RECORDS SHOWN.
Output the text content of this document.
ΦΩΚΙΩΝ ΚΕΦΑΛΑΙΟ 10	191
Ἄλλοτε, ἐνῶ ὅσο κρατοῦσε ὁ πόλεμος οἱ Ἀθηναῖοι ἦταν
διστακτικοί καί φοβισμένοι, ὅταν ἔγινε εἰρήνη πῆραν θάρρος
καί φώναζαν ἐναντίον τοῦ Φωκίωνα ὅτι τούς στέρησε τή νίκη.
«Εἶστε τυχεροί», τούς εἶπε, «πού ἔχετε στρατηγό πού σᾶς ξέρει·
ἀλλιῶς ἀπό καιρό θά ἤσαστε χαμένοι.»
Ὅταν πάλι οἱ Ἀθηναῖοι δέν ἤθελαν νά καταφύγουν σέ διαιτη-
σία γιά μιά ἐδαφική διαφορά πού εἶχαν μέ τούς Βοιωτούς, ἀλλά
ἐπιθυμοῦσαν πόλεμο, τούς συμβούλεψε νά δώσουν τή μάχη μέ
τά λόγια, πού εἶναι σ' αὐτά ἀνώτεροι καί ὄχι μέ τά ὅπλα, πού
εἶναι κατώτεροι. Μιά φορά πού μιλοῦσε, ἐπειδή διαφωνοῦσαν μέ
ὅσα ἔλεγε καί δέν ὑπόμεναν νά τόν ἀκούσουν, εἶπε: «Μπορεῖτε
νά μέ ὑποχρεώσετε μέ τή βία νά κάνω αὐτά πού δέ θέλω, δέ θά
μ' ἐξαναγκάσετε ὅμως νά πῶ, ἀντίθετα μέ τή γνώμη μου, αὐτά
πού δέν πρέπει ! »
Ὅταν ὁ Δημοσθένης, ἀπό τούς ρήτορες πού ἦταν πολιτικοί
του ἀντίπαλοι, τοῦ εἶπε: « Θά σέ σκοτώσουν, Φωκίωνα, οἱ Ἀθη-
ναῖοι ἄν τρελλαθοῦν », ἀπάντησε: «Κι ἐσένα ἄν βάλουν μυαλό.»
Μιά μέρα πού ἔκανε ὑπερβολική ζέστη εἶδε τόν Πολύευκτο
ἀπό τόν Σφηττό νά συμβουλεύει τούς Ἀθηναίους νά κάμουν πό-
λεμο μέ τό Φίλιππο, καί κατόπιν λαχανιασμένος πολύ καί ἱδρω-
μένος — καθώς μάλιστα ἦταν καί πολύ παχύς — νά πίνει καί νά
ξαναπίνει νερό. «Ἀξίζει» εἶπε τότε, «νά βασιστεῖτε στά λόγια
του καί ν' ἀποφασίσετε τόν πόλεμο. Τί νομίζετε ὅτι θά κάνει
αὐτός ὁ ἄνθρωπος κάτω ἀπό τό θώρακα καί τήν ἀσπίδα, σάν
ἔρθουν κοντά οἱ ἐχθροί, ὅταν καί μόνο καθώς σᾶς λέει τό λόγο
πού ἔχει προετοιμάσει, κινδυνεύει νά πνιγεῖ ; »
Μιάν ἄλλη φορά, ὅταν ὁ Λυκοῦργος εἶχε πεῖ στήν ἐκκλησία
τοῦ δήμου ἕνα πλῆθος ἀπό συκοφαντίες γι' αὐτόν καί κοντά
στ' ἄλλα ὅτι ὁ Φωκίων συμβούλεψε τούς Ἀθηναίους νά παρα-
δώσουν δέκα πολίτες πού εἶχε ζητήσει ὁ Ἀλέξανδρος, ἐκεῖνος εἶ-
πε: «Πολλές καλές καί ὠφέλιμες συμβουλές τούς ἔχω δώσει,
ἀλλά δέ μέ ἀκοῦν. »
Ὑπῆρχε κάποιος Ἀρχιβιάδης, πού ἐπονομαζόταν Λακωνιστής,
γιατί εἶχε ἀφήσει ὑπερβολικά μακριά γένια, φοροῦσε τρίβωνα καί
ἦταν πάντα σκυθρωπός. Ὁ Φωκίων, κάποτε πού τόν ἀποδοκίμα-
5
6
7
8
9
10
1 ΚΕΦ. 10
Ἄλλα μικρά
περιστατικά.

WHAT THE TASK REQUIRES. Look above for every line with the word "τούς" and copy it.

EXERCISE RESPONSE.
καί φώναζαν ἐναντίον τοῦ Φωκίωνα ὅτι τούς στέρησε τή νίκη.
«Εἶστε τυχεροί», τούς εἶπε, «πού ἔχετε στρατηγό πού σᾶς ξέρει·
σία γιά μιά ἐδαφική διαφορά πού εἶχαν μέ τούς Βοιωτούς, ἀλλά
ἐπιθυμοῦσαν πόλεμο, τούς συμβούλεψε νά δώσουν τή μάχη μέ
Ὅταν ὁ Δημοσθένης, ἀπό τούς ρήτορες πού ἦταν πολιτικοί
ἀπό τόν Σφηττό νά συμβουλεύει τούς Ἀθηναίους νά κάμουν πό-
στ' ἄλλα ὅτι ὁ Φωκίων συμβούλεψε τούς Ἀθηναίους νά παρα-
πε: «Πολλές καλές καί ὠφέλιμες συμβουλές τούς ἔχω δώσει,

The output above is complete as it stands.